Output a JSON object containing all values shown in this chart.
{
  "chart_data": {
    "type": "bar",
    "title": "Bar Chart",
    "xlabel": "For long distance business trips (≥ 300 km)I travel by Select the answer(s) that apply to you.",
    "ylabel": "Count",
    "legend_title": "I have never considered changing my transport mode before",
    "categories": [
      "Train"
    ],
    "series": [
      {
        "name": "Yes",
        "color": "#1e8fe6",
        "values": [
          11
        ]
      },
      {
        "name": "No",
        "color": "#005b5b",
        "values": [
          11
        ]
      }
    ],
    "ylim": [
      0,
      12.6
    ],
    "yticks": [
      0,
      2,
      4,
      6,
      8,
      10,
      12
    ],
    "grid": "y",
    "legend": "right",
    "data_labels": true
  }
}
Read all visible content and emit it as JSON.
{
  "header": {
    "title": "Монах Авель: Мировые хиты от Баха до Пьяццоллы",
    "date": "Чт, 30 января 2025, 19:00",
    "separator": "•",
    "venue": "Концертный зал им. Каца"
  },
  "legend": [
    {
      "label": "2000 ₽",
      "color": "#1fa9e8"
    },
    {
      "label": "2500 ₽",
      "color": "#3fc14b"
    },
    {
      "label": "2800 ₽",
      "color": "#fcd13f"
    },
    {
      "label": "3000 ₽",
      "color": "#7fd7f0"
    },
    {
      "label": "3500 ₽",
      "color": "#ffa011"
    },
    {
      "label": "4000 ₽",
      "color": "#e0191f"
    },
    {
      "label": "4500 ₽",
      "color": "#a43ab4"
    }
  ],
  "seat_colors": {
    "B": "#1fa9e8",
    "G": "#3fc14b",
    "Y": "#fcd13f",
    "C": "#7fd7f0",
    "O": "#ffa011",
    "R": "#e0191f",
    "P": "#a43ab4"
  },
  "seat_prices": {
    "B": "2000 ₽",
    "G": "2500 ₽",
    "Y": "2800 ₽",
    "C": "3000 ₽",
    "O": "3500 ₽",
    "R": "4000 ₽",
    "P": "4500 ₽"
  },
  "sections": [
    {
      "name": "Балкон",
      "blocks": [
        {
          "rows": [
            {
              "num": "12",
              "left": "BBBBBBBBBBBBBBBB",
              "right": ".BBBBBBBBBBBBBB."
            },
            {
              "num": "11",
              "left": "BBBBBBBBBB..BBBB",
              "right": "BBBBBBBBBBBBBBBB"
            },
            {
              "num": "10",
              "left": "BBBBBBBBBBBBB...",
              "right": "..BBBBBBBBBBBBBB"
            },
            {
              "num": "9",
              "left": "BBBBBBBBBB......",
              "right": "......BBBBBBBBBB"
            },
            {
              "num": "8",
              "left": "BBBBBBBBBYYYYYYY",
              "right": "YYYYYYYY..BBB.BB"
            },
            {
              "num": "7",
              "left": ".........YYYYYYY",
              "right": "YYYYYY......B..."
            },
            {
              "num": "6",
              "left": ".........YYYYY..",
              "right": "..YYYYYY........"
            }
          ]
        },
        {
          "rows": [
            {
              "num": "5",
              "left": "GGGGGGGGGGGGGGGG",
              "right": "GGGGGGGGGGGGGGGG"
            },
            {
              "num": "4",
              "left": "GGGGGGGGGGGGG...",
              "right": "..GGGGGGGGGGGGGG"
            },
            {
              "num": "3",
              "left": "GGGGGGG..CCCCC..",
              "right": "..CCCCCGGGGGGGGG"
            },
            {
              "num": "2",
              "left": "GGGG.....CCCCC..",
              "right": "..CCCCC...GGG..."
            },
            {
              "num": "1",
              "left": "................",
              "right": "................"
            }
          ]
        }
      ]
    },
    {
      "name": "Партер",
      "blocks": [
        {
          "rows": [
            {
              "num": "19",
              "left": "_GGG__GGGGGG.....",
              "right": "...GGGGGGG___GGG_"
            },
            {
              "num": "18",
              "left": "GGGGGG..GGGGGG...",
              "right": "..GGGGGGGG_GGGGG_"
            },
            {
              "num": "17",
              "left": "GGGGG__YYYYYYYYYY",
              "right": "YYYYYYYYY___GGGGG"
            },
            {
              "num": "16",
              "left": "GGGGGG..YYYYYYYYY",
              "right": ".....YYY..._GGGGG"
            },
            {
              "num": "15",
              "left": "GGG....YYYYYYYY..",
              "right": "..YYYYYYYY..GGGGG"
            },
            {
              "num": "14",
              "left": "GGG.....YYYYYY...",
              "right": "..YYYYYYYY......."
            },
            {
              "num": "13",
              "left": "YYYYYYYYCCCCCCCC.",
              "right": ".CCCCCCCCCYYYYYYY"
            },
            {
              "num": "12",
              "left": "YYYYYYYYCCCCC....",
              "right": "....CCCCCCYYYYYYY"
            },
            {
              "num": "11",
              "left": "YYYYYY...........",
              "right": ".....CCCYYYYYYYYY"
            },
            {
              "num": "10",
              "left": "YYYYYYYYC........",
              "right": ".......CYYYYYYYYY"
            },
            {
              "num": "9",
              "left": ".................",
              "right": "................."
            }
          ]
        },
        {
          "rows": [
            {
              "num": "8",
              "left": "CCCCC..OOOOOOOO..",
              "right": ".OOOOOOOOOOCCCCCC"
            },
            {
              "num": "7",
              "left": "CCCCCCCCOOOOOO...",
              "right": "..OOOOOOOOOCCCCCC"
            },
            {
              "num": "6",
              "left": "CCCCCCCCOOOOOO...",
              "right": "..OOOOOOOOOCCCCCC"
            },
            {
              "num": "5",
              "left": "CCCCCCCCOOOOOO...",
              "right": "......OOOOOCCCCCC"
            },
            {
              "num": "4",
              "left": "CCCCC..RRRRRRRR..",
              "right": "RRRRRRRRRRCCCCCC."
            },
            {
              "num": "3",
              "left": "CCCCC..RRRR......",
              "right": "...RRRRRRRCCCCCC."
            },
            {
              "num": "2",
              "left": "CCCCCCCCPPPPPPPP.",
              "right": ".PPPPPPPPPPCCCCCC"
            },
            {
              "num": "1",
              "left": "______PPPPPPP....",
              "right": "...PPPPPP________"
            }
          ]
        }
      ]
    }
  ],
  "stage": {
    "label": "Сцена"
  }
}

---

WORK TO BE COMPLETED> Exact copies of all the records are required.

THE SOLUTION>
Output a JSON object containing all values shown in this chart.
{
  "chart_data": {
    "type": "bar",
    "title": "Bar Chart",
    "xlabel": "For long distance business trips (≥ 300 km)I travel by Select the answer(s) that apply to you.",
    "ylabel": "Count",
    "legend_title": "I have never considered changing my transport mode before",
    "categories": [
      "Train"
    ],
    "series": [
      {
        "name": "Yes",
        "color": "#1e8fe6",
        "values": [
          11
        ]
      },
      {
        "name": "No",
        "color": "#005b5b",
        "values": [
          11
        ]
      }
    ],
    "ylim": [
      0,
      12.6
    ],
    "yticks": [
      0,
      2,
      4,
      6,
      8,
      10,
      12
    ],
    "grid": "y",
    "legend": "right",
    "data_labels": true
  }
}
Read all visible content and emit it as JSON.
{
  "header": {
    "title": "Монах Авель: Мировые хиты от Баха до Пьяццоллы",
    "date": "Чт, 30 января 2025, 19:00",
    "separator": "•",
    "venue": "Концертный зал им. Каца"
  },
  "legend": [
    {
      "label": "2000 ₽",
      "color": "#1fa9e8"
    },
    {
      "label": "2500 ₽",
      "color": "#3fc14b"
    },
    {
      "label": "2800 ₽",
      "color": "#fcd13f"
    },
    {
      "label": "3000 ₽",
      "color": "#7fd7f0"
    },
    {
      "label": "3500 ₽",
      "color": "#ffa011"
    },
    {
      "label": "4000 ₽",
      "color": "#e0191f"
    },
    {
      "label": "4500 ₽",
      "color": "#a43ab4"
    }
  ],
  "seat_colors": {
    "B": "#1fa9e8",
    "G": "#3fc14b",
    "Y": "#fcd13f",
    "C": "#7fd7f0",
    "O": "#ffa011",
    "R": "#e0191f",
    "P": "#a43ab4"
  },
  "seat_prices": {
    "B": "2000 ₽",
    "G": "2500 ₽",
    "Y": "2800 ₽",
    "C": "3000 ₽",
    "O": "3500 ₽",
    "R": "4000 ₽",
    "P": "4500 ₽"
  },
  "sections": [
    {
      "name": "Балкон",
      "blocks": [
        {
          "rows": [
            {
              "num": "12",
              "left": "BBBBBBBBBBBBBBBB",
              "right": ".BBBBBBBBBBBBBB."
            },
            {
              "num": "11",
              "left": "BBBBBBBBBB..BBBB",
              "right": "BBBBBBBBBBBBBBBB"
            },
            {
              "num": "10",
              "left": "BBBBBBBBBBBBB...",
              "right": "..BBBBBBBBBBBBBB"
            },
            {
              "num": "9",
              "left": "BBBBBBBBBB......",
              "right": "......BBBBBBBBBB"
            },
            {
              "num": "8",
              "left": "BBBBBBBBBYYYYYYY",
              "right": "YYYYYYYY..BBB.BB"
            },
            {
              "num": "7",
              "left": ".........YYYYYYY",
              "right": "YYYYYY......B..."
            },
            {
              "num": "6",
              "left": ".........YYYYY..",
              "right": "..YYYYYY........"
            }
          ]
        },
        {
          "rows": [
            {
              "num": "5",
              "left": "GGGGGGGGGGGGGGGG",
              "right": "GGGGGGGGGGGGGGGG"
            },
            {
              "num": "4",
              "left": "GGGGGGGGGGGGG...",
              "right": "..GGGGGGGGGGGGGG"
            },
            {
              "num": "3",
              "left": "GGGGGGG..CCCCC..",
              "right": "..CCCCCGGGGGGGGG"
            },
            {
              "num": "2",
              "left": "GGGG.....CCCCC..",
              "right": "..CCCCC...GGG..."
            },
            {
              "num": "1",
              "left": "................",
              "right": "................"
            }
          ]
        }
      ]
    },
    {
      "name": "Партер",
      "blocks": [
        {
          "rows": [
            {
              "num": "19",
              "left": "_GGG__GGGGGG.....",
              "right": "...GGGGGGG___GGG_"
            },
            {
              "num": "18",
              "left": "GGGGGG..GGGGGG...",
              "right": "..GGGGGGGG_GGGGG_"
            },
            {
              "num": "17",
              "left": "GGGGG__YYYYYYYYYY",
              "right": "YYYYYYYYY___GGGGG"
            },
            {
              "num": "16",
              "left": "GGGGGG..YYYYYYYYY",
              "right": ".....YYY..._GGGGG"
            },
            {
              "num": "15",
              "left": "GGG....YYYYYYYY..",
              "right": "..YYYYYYYY..GGGGG"
            },
            {
              "num": "14",
              "left": "GGG.....YYYYYY...",
              "right": "..YYYYYYYY......."
            },
            {
              "num": "13",
              "left": "YYYYYYYYCCCCCCCC.",
              "right": ".CCCCCCCCCYYYYYYY"
            },
            {
              "num": "12",
              "left": "YYYYYYYYCCCCC....",
              "right": "....CCCCCCYYYYYYY"
            },
            {
              "num": "11",
              "left": "YYYYYY...........",
              "right": ".....CCCYYYYYYYYY"
            },
            {
              "num": "10",
              "left": "YYYYYYYYC........",
              "right": ".......CYYYYYYYYY"
            },
            {
              "num": "9",
              "left": ".................",
              "right": "................."
            }
          ]
        },
        {
          "rows": [
            {
              "num": "8",
              "left": "CCCCC..OOOOOOOO..",
              "right": ".OOOOOOOOOOCCCCCC"
            },
            {
              "num": "7",
              "left": "CCCCCCCCOOOOOO...",
              "right": "..OOOOOOOOOCCCCCC"
            },
            {
              "num": "6",
              "left": "CCCCCCCCOOOOOO...",
              "right": "..OOOOOOOOOCCCCCC"
            },
            {
              "num": "5",
              "left": "CCCCCCCCOOOOOO...",
              "right": "......OOOOOCCCCCC"
            },
            {
              "num": "4",
              "left": "CCCCC..RRRRRRRR..",
              "right": "RRRRRRRRRRCCCCCC."
            },
            {
              "num": "3",
              "left": "CCCCC..RRRR......",
              "right": "...RRRRRRRCCCCCC."
            },
            {
              "num": "2",
              "left": "CCCCCCCCPPPPPPPP.",
              "right": ".PPPPPPPPPPCCCCCC"
            },
            {
              "num": "1",
              "left": "______PPPPPPP....",
              "right": "...PPPPPP________"
            }
          ]
        }
      ]
    }
  ],
  "stage": {
    "label": "Сцена"
  }
}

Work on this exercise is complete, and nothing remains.